- _YOUR GOAL_: Repeat exactly, and only, the lines from the line containing "Transcribe the text in this document." through the last line of the records below, including both.

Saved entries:
****************************************

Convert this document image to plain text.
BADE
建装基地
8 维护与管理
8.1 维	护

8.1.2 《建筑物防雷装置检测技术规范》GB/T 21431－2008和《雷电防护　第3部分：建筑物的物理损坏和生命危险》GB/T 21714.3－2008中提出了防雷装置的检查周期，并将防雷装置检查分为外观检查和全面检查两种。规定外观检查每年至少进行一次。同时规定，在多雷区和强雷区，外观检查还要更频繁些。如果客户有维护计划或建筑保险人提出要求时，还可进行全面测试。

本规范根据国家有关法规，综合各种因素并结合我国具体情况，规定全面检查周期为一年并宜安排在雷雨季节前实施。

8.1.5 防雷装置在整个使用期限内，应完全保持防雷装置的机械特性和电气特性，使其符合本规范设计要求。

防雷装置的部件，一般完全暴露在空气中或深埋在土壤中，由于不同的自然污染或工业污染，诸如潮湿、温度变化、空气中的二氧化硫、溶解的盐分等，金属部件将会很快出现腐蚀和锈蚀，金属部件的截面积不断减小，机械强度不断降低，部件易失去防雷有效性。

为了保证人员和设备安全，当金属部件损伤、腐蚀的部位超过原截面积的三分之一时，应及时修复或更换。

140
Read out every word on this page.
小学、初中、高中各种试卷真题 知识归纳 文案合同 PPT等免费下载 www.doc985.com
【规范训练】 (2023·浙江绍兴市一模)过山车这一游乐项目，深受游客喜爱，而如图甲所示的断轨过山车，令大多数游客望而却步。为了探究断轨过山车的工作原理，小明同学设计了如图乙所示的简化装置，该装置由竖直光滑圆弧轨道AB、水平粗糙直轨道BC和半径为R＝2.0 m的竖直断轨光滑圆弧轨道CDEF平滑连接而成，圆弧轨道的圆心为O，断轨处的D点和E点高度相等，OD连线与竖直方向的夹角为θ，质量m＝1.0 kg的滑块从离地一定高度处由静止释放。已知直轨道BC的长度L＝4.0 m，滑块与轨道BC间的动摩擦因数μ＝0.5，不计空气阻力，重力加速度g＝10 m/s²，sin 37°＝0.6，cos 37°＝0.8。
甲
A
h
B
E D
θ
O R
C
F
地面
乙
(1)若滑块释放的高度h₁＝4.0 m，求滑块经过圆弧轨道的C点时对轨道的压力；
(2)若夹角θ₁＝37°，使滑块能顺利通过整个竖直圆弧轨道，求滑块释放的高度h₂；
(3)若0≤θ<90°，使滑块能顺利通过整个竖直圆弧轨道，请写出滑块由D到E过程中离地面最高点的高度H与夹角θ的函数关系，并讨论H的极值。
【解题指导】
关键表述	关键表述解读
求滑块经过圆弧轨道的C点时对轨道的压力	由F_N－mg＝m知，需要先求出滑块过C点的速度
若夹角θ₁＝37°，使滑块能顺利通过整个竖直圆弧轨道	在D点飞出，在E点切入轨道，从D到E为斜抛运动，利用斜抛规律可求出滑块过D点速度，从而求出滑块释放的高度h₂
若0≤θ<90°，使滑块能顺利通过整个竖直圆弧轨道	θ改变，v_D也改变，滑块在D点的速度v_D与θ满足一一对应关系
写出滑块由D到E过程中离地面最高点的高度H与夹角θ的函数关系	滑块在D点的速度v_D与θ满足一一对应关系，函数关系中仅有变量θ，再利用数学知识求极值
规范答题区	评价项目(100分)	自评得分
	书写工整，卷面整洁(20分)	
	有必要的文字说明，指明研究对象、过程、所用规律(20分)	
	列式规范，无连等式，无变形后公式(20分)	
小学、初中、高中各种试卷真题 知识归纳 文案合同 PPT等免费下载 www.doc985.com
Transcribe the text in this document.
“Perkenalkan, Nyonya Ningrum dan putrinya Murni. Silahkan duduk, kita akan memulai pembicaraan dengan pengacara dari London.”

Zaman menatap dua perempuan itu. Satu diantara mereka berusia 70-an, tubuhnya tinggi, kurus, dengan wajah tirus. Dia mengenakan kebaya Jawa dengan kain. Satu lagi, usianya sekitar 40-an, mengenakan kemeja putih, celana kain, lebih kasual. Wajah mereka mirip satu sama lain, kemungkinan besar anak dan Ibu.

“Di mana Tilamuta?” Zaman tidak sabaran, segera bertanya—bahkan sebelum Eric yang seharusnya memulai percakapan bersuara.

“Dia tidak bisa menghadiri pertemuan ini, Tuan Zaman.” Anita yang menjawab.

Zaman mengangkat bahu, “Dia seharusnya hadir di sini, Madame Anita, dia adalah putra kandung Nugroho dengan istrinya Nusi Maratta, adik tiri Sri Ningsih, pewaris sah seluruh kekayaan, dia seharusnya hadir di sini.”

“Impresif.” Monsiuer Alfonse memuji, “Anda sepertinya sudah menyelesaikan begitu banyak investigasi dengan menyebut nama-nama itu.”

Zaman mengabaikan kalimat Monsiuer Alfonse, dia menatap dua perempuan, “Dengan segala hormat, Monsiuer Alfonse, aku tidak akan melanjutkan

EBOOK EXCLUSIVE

****************************************

- _ANSWER FOR THIS EXERCISE_:
Transcribe the text in this document.
“Perkenalkan, Nyonya Ningrum dan putrinya Murni. Silahkan duduk, kita akan memulai pembicaraan dengan pengacara dari London.”

Zaman menatap dua perempuan itu. Satu diantara mereka berusia 70-an, tubuhnya tinggi, kurus, dengan wajah tirus. Dia mengenakan kebaya Jawa dengan kain. Satu lagi, usianya sekitar 40-an, mengenakan kemeja putih, celana kain, lebih kasual. Wajah mereka mirip satu sama lain, kemungkinan besar anak dan Ibu.

“Di mana Tilamuta?” Zaman tidak sabaran, segera bertanya—bahkan sebelum Eric yang seharusnya memulai percakapan bersuara.

“Dia tidak bisa menghadiri pertemuan ini, Tuan Zaman.” Anita yang menjawab.

Zaman mengangkat bahu, “Dia seharusnya hadir di sini, Madame Anita, dia adalah putra kandung Nugroho dengan istrinya Nusi Maratta, adik tiri Sri Ningsih, pewaris sah seluruh kekayaan, dia seharusnya hadir di sini.”

“Impresif.” Monsiuer Alfonse memuji, “Anda sepertinya sudah menyelesaikan begitu banyak investigasi dengan menyebut nama-nama itu.”

Zaman mengabaikan kalimat Monsiuer Alfonse, dia menatap dua perempuan, “Dengan segala hormat, Monsiuer Alfonse, aku tidak akan melanjutkan

EBOOK EXCLUSIVE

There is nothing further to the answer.